◆ **Aim**: Copy every line of the data exactly, leaving nothing out.

◆ **Material shown**:
--*--

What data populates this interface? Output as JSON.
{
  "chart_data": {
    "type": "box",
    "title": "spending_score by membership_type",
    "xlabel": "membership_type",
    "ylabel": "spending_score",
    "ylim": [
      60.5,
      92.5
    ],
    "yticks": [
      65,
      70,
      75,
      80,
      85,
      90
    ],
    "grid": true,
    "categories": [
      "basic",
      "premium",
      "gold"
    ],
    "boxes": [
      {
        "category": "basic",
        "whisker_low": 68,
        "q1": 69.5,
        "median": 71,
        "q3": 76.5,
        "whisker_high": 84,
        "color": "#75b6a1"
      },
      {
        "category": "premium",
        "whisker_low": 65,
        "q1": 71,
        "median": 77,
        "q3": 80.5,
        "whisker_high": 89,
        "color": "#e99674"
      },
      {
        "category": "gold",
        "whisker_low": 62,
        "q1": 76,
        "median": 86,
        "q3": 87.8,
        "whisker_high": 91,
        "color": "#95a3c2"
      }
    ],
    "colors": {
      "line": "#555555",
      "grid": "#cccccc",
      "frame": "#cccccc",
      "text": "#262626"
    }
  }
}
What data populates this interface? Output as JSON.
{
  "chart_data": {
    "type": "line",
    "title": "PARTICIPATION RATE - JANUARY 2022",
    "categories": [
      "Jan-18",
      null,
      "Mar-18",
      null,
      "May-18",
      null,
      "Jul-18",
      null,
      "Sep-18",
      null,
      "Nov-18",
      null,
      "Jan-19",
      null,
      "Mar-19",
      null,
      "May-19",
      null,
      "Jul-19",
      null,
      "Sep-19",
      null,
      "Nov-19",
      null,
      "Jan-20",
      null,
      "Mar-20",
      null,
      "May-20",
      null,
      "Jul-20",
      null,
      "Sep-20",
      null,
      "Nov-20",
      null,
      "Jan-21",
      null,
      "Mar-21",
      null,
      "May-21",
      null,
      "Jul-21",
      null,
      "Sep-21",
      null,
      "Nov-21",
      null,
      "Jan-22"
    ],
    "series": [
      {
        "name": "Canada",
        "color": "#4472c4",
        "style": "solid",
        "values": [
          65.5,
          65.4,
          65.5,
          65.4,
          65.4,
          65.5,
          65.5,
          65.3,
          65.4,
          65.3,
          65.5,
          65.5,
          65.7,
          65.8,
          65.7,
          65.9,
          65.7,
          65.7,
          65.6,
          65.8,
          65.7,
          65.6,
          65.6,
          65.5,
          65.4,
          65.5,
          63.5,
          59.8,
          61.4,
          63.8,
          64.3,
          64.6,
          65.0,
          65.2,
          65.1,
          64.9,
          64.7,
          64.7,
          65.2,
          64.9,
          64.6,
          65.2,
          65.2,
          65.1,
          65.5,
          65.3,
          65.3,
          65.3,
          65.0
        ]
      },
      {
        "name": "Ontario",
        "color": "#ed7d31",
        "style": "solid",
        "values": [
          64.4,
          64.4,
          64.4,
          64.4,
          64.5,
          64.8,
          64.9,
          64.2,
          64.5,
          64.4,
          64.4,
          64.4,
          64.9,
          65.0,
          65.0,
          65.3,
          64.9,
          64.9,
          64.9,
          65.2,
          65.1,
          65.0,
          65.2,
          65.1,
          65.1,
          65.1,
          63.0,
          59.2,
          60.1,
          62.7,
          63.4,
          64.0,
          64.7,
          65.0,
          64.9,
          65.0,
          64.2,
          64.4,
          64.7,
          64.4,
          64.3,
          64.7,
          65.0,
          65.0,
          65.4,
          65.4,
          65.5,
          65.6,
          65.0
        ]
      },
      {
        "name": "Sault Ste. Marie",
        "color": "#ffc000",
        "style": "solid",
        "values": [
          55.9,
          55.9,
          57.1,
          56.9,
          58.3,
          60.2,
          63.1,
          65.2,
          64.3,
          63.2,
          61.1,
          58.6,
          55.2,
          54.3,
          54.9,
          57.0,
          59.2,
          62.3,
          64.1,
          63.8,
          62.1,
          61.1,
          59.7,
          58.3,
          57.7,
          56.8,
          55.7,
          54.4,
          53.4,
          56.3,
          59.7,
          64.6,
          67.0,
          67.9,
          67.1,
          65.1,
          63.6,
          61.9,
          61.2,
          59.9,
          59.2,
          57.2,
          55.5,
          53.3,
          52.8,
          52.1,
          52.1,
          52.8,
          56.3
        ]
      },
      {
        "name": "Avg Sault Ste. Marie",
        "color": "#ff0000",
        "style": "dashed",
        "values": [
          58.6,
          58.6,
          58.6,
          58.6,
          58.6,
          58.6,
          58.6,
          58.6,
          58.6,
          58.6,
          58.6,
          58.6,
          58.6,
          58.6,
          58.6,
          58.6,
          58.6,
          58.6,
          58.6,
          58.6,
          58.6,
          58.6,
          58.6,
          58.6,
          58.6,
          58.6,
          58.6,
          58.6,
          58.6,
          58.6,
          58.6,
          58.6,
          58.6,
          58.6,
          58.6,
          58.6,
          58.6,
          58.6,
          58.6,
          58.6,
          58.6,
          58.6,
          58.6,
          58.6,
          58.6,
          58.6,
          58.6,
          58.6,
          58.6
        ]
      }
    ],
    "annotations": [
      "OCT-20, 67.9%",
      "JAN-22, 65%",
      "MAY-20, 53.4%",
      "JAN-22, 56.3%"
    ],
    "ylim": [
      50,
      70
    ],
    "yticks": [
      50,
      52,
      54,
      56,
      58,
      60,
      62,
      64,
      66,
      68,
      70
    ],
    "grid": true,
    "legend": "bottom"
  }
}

--*--

◆ **Solution below**:
What data populates this interface? Output as JSON.
{
  "chart_data": {
    "type": "box",
    "title": "spending_score by membership_type",
    "xlabel": "membership_type",
    "ylabel": "spending_score",
    "ylim": [
      60.5,
      92.5
    ],
    "yticks": [
      65,
      70,
      75,
      80,
      85,
      90
    ],
    "grid": true,
    "categories": [
      "basic",
      "premium",
      "gold"
    ],
    "boxes": [
      {
        "category": "basic",
        "whisker_low": 68,
        "q1": 69.5,
        "median": 71,
        "q3": 76.5,
        "whisker_high": 84,
        "color": "#75b6a1"
      },
      {
        "category": "premium",
        "whisker_low": 65,
        "q1": 71,
        "median": 77,
        "q3": 80.5,
        "whisker_high": 89,
        "color": "#e99674"
      },
      {
        "category": "gold",
        "whisker_low": 62,
        "q1": 76,
        "median": 86,
        "q3": 87.8,
        "whisker_high": 91,
        "color": "#95a3c2"
      }
    ],
    "colors": {
      "line": "#555555",
      "grid": "#cccccc",
      "frame": "#cccccc",
      "text": "#262626"
    }
  }
}
What data populates this interface? Output as JSON.
{
  "chart_data": {
    "type": "line",
    "title": "PARTICIPATION RATE - JANUARY 2022",
    "categories": [
      "Jan-18",
      null,
      "Mar-18",
      null,
      "May-18",
      null,
      "Jul-18",
      null,
      "Sep-18",
      null,
      "Nov-18",
      null,
      "Jan-19",
      null,
      "Mar-19",
      null,
      "May-19",
      null,
      "Jul-19",
      null,
      "Sep-19",
      null,
      "Nov-19",
      null,
      "Jan-20",
      null,
      "Mar-20",
      null,
      "May-20",
      null,
      "Jul-20",
      null,
      "Sep-20",
      null,
      "Nov-20",
      null,
      "Jan-21",
      null,
      "Mar-21",
      null,
      "May-21",
      null,
      "Jul-21",
      null,
      "Sep-21",
      null,
      "Nov-21",
      null,
      "Jan-22"
    ],
    "series": [
      {
        "name": "Canada",
        "color": "#4472c4",
        "style": "solid",
        "values": [
          65.5,
          65.4,
          65.5,
          65.4,
          65.4,
          65.5,
          65.5,
          65.3,
          65.4,
          65.3,
          65.5,
          65.5,
          65.7,
          65.8,
          65.7,
          65.9,
          65.7,
          65.7,
          65.6,
          65.8,
          65.7,
          65.6,
          65.6,
          65.5,
          65.4,
          65.5,
          63.5,
          59.8,
          61.4,
          63.8,
          64.3,
          64.6,
          65.0,
          65.2,
          65.1,
          64.9,
          64.7,
          64.7,
          65.2,
          64.9,
          64.6,
          65.2,
          65.2,
          65.1,
          65.5,
          65.3,
          65.3,
          65.3,
          65.0
        ]
      },
      {
        "name": "Ontario",
        "color": "#ed7d31",
        "style": "solid",
        "values": [
          64.4,
          64.4,
          64.4,
          64.4,
          64.5,
          64.8,
          64.9,
          64.2,
          64.5,
          64.4,
          64.4,
          64.4,
          64.9,
          65.0,
          65.0,
          65.3,
          64.9,
          64.9,
          64.9,
          65.2,
          65.1,
          65.0,
          65.2,
          65.1,
          65.1,
          65.1,
          63.0,
          59.2,
          60.1,
          62.7,
          63.4,
          64.0,
          64.7,
          65.0,
          64.9,
          65.0,
          64.2,
          64.4,
          64.7,
          64.4,
          64.3,
          64.7,
          65.0,
          65.0,
          65.4,
          65.4,
          65.5,
          65.6,
          65.0
        ]
      },
      {
        "name": "Sault Ste. Marie",
        "color": "#ffc000",
        "style": "solid",
        "values": [
          55.9,
          55.9,
          57.1,
          56.9,
          58.3,
          60.2,
          63.1,
          65.2,
          64.3,
          63.2,
          61.1,
          58.6,
          55.2,
          54.3,
          54.9,
          57.0,
          59.2,
          62.3,
          64.1,
          63.8,
          62.1,
          61.1,
          59.7,
          58.3,
          57.7,
          56.8,
          55.7,
          54.4,
          53.4,
          56.3,
          59.7,
          64.6,
          67.0,
          67.9,
          67.1,
          65.1,
          63.6,
          61.9,
          61.2,
          59.9,
          59.2,
          57.2,
          55.5,
          53.3,
          52.8,
          52.1,
          52.1,
          52.8,
          56.3
        ]
      },
      {
        "name": "Avg Sault Ste. Marie",
        "color": "#ff0000",
        "style": "dashed",
        "values": [
          58.6,
          58.6,
          58.6,
          58.6,
          58.6,
          58.6,
          58.6,
          58.6,
          58.6,
          58.6,
          58.6,
          58.6,
          58.6,
          58.6,
          58.6,
          58.6,
          58.6,
          58.6,
          58.6,
          58.6,
          58.6,
          58.6,
          58.6,
          58.6,
          58.6,
          58.6,
          58.6,
          58.6,
          58.6,
          58.6,
          58.6,
          58.6,
          58.6,
          58.6,
          58.6,
          58.6,
          58.6,
          58.6,
          58.6,
          58.6,
          58.6,
          58.6,
          58.6,
          58.6,
          58.6,
          58.6,
          58.6,
          58.6,
          58.6
        ]
      }
    ],
    "annotations": [
      "OCT-20, 67.9%",
      "JAN-22, 65%",
      "MAY-20, 53.4%",
      "JAN-22, 56.3%"
    ],
    "ylim": [
      50,
      70
    ],
    "yticks": [
      50,
      52,
      54,
      56,
      58,
      60,
      62,
      64,
      66,
      68,
      70
    ],
    "grid": true,
    "legend": "bottom"
  }
}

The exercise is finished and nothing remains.